== DATA FOR THIS TASK ==
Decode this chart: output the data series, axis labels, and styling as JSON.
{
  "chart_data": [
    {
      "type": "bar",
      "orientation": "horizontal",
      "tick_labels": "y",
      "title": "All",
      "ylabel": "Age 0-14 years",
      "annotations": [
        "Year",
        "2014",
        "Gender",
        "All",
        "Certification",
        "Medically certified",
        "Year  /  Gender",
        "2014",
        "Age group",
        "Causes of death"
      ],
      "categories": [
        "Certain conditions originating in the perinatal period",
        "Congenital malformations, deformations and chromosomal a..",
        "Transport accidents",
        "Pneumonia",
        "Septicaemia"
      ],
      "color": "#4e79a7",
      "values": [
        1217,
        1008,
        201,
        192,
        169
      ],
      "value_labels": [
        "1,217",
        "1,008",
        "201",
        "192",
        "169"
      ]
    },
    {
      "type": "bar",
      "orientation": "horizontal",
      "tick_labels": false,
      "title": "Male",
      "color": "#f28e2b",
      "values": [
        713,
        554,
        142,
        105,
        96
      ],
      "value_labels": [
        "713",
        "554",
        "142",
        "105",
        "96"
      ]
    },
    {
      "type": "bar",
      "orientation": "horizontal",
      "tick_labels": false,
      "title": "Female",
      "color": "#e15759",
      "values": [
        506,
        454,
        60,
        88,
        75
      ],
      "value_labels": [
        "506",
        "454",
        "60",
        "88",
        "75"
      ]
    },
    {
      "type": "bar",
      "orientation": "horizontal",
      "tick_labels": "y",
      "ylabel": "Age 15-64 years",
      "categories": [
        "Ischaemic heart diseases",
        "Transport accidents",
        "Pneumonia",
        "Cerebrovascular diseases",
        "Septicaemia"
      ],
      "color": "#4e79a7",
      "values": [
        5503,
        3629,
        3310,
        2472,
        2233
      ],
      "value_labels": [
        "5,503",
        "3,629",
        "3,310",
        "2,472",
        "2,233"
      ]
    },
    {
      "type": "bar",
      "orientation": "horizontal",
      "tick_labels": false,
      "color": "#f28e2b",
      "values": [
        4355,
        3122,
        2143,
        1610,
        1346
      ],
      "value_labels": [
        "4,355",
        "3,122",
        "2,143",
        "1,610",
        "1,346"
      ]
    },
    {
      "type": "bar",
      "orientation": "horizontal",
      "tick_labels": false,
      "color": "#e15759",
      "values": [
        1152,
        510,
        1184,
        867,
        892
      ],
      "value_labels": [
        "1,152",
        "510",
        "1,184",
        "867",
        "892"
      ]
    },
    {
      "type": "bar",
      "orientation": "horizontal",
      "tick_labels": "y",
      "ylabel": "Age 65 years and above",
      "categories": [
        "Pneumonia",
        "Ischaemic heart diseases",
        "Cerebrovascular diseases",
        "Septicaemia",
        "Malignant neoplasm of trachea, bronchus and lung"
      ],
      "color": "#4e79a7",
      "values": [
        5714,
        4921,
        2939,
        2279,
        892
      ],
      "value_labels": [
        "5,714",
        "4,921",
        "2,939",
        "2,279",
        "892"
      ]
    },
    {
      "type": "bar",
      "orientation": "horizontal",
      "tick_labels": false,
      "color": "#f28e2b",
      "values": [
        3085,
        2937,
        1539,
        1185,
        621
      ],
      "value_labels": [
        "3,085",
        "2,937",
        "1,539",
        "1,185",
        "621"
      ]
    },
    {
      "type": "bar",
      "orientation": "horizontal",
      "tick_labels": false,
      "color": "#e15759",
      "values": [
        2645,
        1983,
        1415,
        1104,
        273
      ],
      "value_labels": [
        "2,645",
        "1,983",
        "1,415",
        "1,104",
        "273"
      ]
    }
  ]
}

== SHORT EXERCISE ==
Find the lines above that include the string "years" and copy them.

== PROBLEM SOLUTION ==
      "ylabel": "Age 0-14 years",
      "ylabel": "Age 15-64 years",
      "ylabel": "Age 65 years and above",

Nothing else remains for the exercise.